» **GOAL OF THE EXERCISE**:
Set the data down again, exactly as it reads, but without the pictures.

» **MATERIAL TO PROCESS**:
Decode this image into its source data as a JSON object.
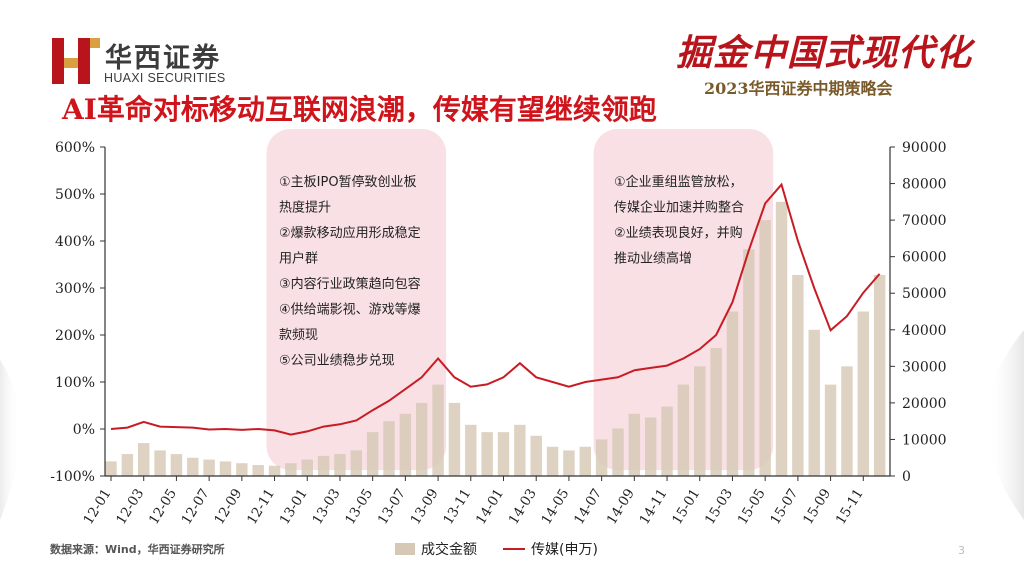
{
  "header": {
    "logo_cn": "华西证券",
    "logo_en": "HUAXI SECURITIES",
    "slogan": "掘金中国式现代化",
    "event": "2023华西证券中期策略会",
    "title": "AI革命对标移动互联网浪潮，传媒有望继续领跑"
  },
  "colors": {
    "accent": "#c81c24",
    "bars": "#d6c8b4",
    "highlight": "#f7dbe0",
    "logo_red": "#b8141c"
  },
  "annotations": {
    "left": [
      "①主板IPO暂停致创业板",
      "热度提升",
      "②爆款移动应用形成稳定",
      "用户群",
      "③内容行业政策趋向包容",
      "④供给端影视、游戏等爆",
      "款频现",
      "⑤公司业绩稳步兑现"
    ],
    "right": [
      "①企业重组监管放松，",
      "传媒企业加速并购整合",
      "②业绩表现良好，并购",
      "推动业绩高增"
    ]
  },
  "chart_data": {
    "type": "line+bar",
    "x_ticks": [
      "12-01",
      "12-03",
      "12-05",
      "12-07",
      "12-09",
      "12-11",
      "13-01",
      "13-03",
      "13-05",
      "13-07",
      "13-09",
      "13-11",
      "14-01",
      "14-03",
      "14-05",
      "14-07",
      "14-09",
      "14-11",
      "15-01",
      "15-03",
      "15-05",
      "15-07",
      "15-09",
      "15-11"
    ],
    "y_left_ticks": [
      "600%",
      "500%",
      "400%",
      "300%",
      "200%",
      "100%",
      "0%",
      "-100%"
    ],
    "y_right_ticks": [
      "90000",
      "80000",
      "70000",
      "60000",
      "50000",
      "40000",
      "30000",
      "20000",
      "10000",
      "0"
    ],
    "y_left_range": [
      -100,
      600
    ],
    "y_right_range": [
      0,
      90000
    ],
    "highlight_periods": [
      [
        "12-11",
        "13-09"
      ],
      [
        "14-07",
        "15-05"
      ]
    ],
    "series": [
      {
        "name": "传媒(申万)",
        "axis": "left",
        "type": "line",
        "points": [
          [
            "12-01",
            0
          ],
          [
            "12-02",
            3
          ],
          [
            "12-03",
            15
          ],
          [
            "12-04",
            5
          ],
          [
            "12-05",
            4
          ],
          [
            "12-06",
            3
          ],
          [
            "12-07",
            -1
          ],
          [
            "12-08",
            0
          ],
          [
            "12-09",
            -2
          ],
          [
            "12-10",
            0
          ],
          [
            "12-11",
            -3
          ],
          [
            "12-12",
            -12
          ],
          [
            "13-01",
            -5
          ],
          [
            "13-02",
            5
          ],
          [
            "13-03",
            10
          ],
          [
            "13-04",
            18
          ],
          [
            "13-05",
            40
          ],
          [
            "13-06",
            60
          ],
          [
            "13-07",
            85
          ],
          [
            "13-08",
            110
          ],
          [
            "13-09",
            150
          ],
          [
            "13-10",
            110
          ],
          [
            "13-11",
            90
          ],
          [
            "13-12",
            95
          ],
          [
            "14-01",
            110
          ],
          [
            "14-02",
            140
          ],
          [
            "14-03",
            110
          ],
          [
            "14-04",
            100
          ],
          [
            "14-05",
            90
          ],
          [
            "14-06",
            100
          ],
          [
            "14-07",
            105
          ],
          [
            "14-08",
            110
          ],
          [
            "14-09",
            125
          ],
          [
            "14-10",
            130
          ],
          [
            "14-11",
            135
          ],
          [
            "14-12",
            150
          ],
          [
            "15-01",
            170
          ],
          [
            "15-02",
            200
          ],
          [
            "15-03",
            270
          ],
          [
            "15-04",
            380
          ],
          [
            "15-05",
            480
          ],
          [
            "15-06",
            520
          ],
          [
            "15-07",
            400
          ],
          [
            "15-08",
            300
          ],
          [
            "15-09",
            210
          ],
          [
            "15-10",
            240
          ],
          [
            "15-11",
            290
          ],
          [
            "15-12",
            330
          ]
        ]
      },
      {
        "name": "成交金额",
        "axis": "right",
        "type": "bar",
        "points": [
          [
            "12-01",
            4000
          ],
          [
            "12-02",
            6000
          ],
          [
            "12-03",
            9000
          ],
          [
            "12-04",
            7000
          ],
          [
            "12-05",
            6000
          ],
          [
            "12-06",
            5000
          ],
          [
            "12-07",
            4500
          ],
          [
            "12-08",
            4000
          ],
          [
            "12-09",
            3500
          ],
          [
            "12-10",
            3000
          ],
          [
            "12-11",
            2800
          ],
          [
            "12-12",
            3500
          ],
          [
            "13-01",
            4500
          ],
          [
            "13-02",
            5500
          ],
          [
            "13-03",
            6000
          ],
          [
            "13-04",
            7000
          ],
          [
            "13-05",
            12000
          ],
          [
            "13-06",
            15000
          ],
          [
            "13-07",
            17000
          ],
          [
            "13-08",
            20000
          ],
          [
            "13-09",
            25000
          ],
          [
            "13-10",
            20000
          ],
          [
            "13-11",
            14000
          ],
          [
            "13-12",
            12000
          ],
          [
            "14-01",
            12000
          ],
          [
            "14-02",
            14000
          ],
          [
            "14-03",
            11000
          ],
          [
            "14-04",
            8000
          ],
          [
            "14-05",
            7000
          ],
          [
            "14-06",
            8000
          ],
          [
            "14-07",
            10000
          ],
          [
            "14-08",
            13000
          ],
          [
            "14-09",
            17000
          ],
          [
            "14-10",
            16000
          ],
          [
            "14-11",
            19000
          ],
          [
            "14-12",
            25000
          ],
          [
            "15-01",
            30000
          ],
          [
            "15-02",
            35000
          ],
          [
            "15-03",
            45000
          ],
          [
            "15-04",
            62000
          ],
          [
            "15-05",
            70000
          ],
          [
            "15-06",
            75000
          ],
          [
            "15-07",
            55000
          ],
          [
            "15-08",
            40000
          ],
          [
            "15-09",
            25000
          ],
          [
            "15-10",
            30000
          ],
          [
            "15-11",
            45000
          ],
          [
            "15-12",
            55000
          ]
        ]
      }
    ]
  },
  "footer": {
    "source": "数据来源：Wind，华西证券研究所",
    "legend_bar": "成交金额",
    "legend_line": "传媒(申万)",
    "page": "3"
  }
}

» **FINAL ANSWER**:
Decode this image into its source data as a JSON object.
{
  "header": {
    "logo_cn": "华西证券",
    "logo_en": "HUAXI SECURITIES",
    "slogan": "掘金中国式现代化",
    "event": "2023华西证券中期策略会",
    "title": "AI革命对标移动互联网浪潮，传媒有望继续领跑"
  },
  "colors": {
    "accent": "#c81c24",
    "bars": "#d6c8b4",
    "highlight": "#f7dbe0",
    "logo_red": "#b8141c"
  },
  "annotations": {
    "left": [
      "①主板IPO暂停致创业板",
      "热度提升",
      "②爆款移动应用形成稳定",
      "用户群",
      "③内容行业政策趋向包容",
      "④供给端影视、游戏等爆",
      "款频现",
      "⑤公司业绩稳步兑现"
    ],
    "right": [
      "①企业重组监管放松，",
      "传媒企业加速并购整合",
      "②业绩表现良好，并购",
      "推动业绩高增"
    ]
  },
  "chart_data": {
    "type": "line+bar",
    "x_ticks": [
      "12-01",
      "12-03",
      "12-05",
      "12-07",
      "12-09",
      "12-11",
      "13-01",
      "13-03",
      "13-05",
      "13-07",
      "13-09",
      "13-11",
      "14-01",
      "14-03",
      "14-05",
      "14-07",
      "14-09",
      "14-11",
      "15-01",
      "15-03",
      "15-05",
      "15-07",
      "15-09",
      "15-11"
    ],
    "y_left_ticks": [
      "600%",
      "500%",
      "400%",
      "300%",
      "200%",
      "100%",
      "0%",
      "-100%"
    ],
    "y_right_ticks": [
      "90000",
      "80000",
      "70000",
      "60000",
      "50000",
      "40000",
      "30000",
      "20000",
      "10000",
      "0"
    ],
    "y_left_range": [
      -100,
      600
    ],
    "y_right_range": [
      0,
      90000
    ],
    "highlight_periods": [
      [
        "12-11",
        "13-09"
      ],
      [
        "14-07",
        "15-05"
      ]
    ],
    "series": [
      {
        "name": "传媒(申万)",
        "axis": "left",
        "type": "line",
        "points": [
          [
            "12-01",
            0
          ],
          [
            "12-02",
            3
          ],
          [
            "12-03",
            15
          ],
          [
            "12-04",
            5
          ],
          [
            "12-05",
            4
          ],
          [
            "12-06",
            3
          ],
          [
            "12-07",
            -1
          ],
          [
            "12-08",
            0
          ],
          [
            "12-09",
            -2
          ],
          [
            "12-10",
            0
          ],
          [
            "12-11",
            -3
          ],
          [
            "12-12",
            -12
          ],
          [
            "13-01",
            -5
          ],
          [
            "13-02",
            5
          ],
          [
            "13-03",
            10
          ],
          [
            "13-04",
            18
          ],
          [
            "13-05",
            40
          ],
          [
            "13-06",
            60
          ],
          [
            "13-07",
            85
          ],
          [
            "13-08",
            110
          ],
          [
            "13-09",
            150
          ],
          [
            "13-10",
            110
          ],
          [
            "13-11",
            90
          ],
          [
            "13-12",
            95
          ],
          [
            "14-01",
            110
          ],
          [
            "14-02",
            140
          ],
          [
            "14-03",
            110
          ],
          [
            "14-04",
            100
          ],
          [
            "14-05",
            90
          ],
          [
            "14-06",
            100
          ],
          [
            "14-07",
            105
          ],
          [
            "14-08",
            110
          ],
          [
            "14-09",
            125
          ],
          [
            "14-10",
            130
          ],
          [
            "14-11",
            135
          ],
          [
            "14-12",
            150
          ],
          [
            "15-01",
            170
          ],
          [
            "15-02",
            200
          ],
          [
            "15-03",
            270
          ],
          [
            "15-04",
            380
          ],
          [
            "15-05",
            480
          ],
          [
            "15-06",
            520
          ],
          [
            "15-07",
            400
          ],
          [
            "15-08",
            300
          ],
          [
            "15-09",
            210
          ],
          [
            "15-10",
            240
          ],
          [
            "15-11",
            290
          ],
          [
            "15-12",
            330
          ]
        ]
      },
      {
        "name": "成交金额",
        "axis": "right",
        "type": "bar",
        "points": [
          [
            "12-01",
            4000
          ],
          [
            "12-02",
            6000
          ],
          [
            "12-03",
            9000
          ],
          [
            "12-04",
            7000
          ],
          [
            "12-05",
            6000
          ],
          [
            "12-06",
            5000
          ],
          [
            "12-07",
            4500
          ],
          [
            "12-08",
            4000
          ],
          [
            "12-09",
            3500
          ],
          [
            "12-10",
            3000
          ],
          [
            "12-11",
            2800
          ],
          [
            "12-12",
            3500
          ],
          [
            "13-01",
            4500
          ],
          [
            "13-02",
            5500
          ],
          [
            "13-03",
            6000
          ],
          [
            "13-04",
            7000
          ],
          [
            "13-05",
            12000
          ],
          [
            "13-06",
            15000
          ],
          [
            "13-07",
            17000
          ],
          [
            "13-08",
            20000
          ],
          [
            "13-09",
            25000
          ],
          [
            "13-10",
            20000
          ],
          [
            "13-11",
            14000
          ],
          [
            "13-12",
            12000
          ],
          [
            "14-01",
            12000
          ],
          [
            "14-02",
            14000
          ],
          [
            "14-03",
            11000
          ],
          [
            "14-04",
            8000
          ],
          [
            "14-05",
            7000
          ],
          [
            "14-06",
            8000
          ],
          [
            "14-07",
            10000
          ],
          [
            "14-08",
            13000
          ],
          [
            "14-09",
            17000
          ],
          [
            "14-10",
            16000
          ],
          [
            "14-11",
            19000
          ],
          [
            "14-12",
            25000
          ],
          [
            "15-01",
            30000
          ],
          [
            "15-02",
            35000
          ],
          [
            "15-03",
            45000
          ],
          [
            "15-04",
            62000
          ],
          [
            "15-05",
            70000
          ],
          [
            "15-06",
            75000
          ],
          [
            "15-07",
            55000
          ],
          [
            "15-08",
            40000
          ],
          [
            "15-09",
            25000
          ],
          [
            "15-10",
            30000
          ],
          [
            "15-11",
            45000
          ],
          [
            "15-12",
            55000
          ]
        ]
      }
    ]
  },
  "footer": {
    "source": "数据来源：Wind，华西证券研究所",
    "legend_bar": "成交金额",
    "legend_line": "传媒(申万)",
    "page": "3"
  }
}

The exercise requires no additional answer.